▸ What to work on
Write out all the data again, exactly as it stands.

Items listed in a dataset
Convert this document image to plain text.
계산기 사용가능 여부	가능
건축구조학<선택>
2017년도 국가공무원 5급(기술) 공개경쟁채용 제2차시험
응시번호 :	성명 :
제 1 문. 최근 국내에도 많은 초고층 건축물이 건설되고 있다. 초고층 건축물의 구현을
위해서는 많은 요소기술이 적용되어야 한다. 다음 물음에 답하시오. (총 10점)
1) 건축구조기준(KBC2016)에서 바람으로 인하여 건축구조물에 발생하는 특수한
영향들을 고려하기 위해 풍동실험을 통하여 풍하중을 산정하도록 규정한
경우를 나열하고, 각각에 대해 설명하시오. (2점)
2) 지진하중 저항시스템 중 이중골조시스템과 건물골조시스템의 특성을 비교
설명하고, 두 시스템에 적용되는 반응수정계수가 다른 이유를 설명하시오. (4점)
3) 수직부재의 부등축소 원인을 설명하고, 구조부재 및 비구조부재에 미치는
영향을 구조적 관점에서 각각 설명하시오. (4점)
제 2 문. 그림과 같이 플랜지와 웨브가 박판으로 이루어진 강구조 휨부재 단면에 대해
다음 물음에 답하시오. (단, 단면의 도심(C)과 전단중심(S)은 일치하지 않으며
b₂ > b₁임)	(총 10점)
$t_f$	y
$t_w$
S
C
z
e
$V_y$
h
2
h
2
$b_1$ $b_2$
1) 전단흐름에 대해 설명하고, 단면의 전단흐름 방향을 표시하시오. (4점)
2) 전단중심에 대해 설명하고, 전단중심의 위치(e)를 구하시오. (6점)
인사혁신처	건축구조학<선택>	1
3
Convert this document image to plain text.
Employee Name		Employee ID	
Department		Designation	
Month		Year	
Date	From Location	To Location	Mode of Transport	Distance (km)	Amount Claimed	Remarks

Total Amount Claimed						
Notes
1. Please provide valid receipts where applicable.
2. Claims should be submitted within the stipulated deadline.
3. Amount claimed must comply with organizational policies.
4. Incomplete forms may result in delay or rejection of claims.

▸ Result for this task
Convert this document image to plain text.
계산기 사용가능 여부	가능
건축구조학<선택>
2017년도 국가공무원 5급(기술) 공개경쟁채용 제2차시험
응시번호 :	성명 :
제 1 문. 최근 국내에도 많은 초고층 건축물이 건설되고 있다. 초고층 건축물의 구현을
위해서는 많은 요소기술이 적용되어야 한다. 다음 물음에 답하시오. (총 10점)
1) 건축구조기준(KBC2016)에서 바람으로 인하여 건축구조물에 발생하는 특수한
영향들을 고려하기 위해 풍동실험을 통하여 풍하중을 산정하도록 규정한
경우를 나열하고, 각각에 대해 설명하시오. (2점)
2) 지진하중 저항시스템 중 이중골조시스템과 건물골조시스템의 특성을 비교
설명하고, 두 시스템에 적용되는 반응수정계수가 다른 이유를 설명하시오. (4점)
3) 수직부재의 부등축소 원인을 설명하고, 구조부재 및 비구조부재에 미치는
영향을 구조적 관점에서 각각 설명하시오. (4점)
제 2 문. 그림과 같이 플랜지와 웨브가 박판으로 이루어진 강구조 휨부재 단면에 대해
다음 물음에 답하시오. (단, 단면의 도심(C)과 전단중심(S)은 일치하지 않으며
b₂ > b₁임)	(총 10점)
$t_f$	y
$t_w$
S
C
z
e
$V_y$
h
2
h
2
$b_1$ $b_2$
1) 전단흐름에 대해 설명하고, 단면의 전단흐름 방향을 표시하시오. (4점)
2) 전단중심에 대해 설명하고, 전단중심의 위치(e)를 구하시오. (6점)
인사혁신처	건축구조학<선택>	1
3
Convert this document image to plain text.
Employee Name		Employee ID	
Department		Designation	
Month		Year	
Date	From Location	To Location	Mode of Transport	Distance (km)	Amount Claimed	Remarks

Total Amount Claimed						
Notes
1. Please provide valid receipts where applicable.
2. Claims should be submitted within the stipulated deadline.
3. Amount claimed must comply with organizational policies.
4. Incomplete forms may result in delay or rejection of claims.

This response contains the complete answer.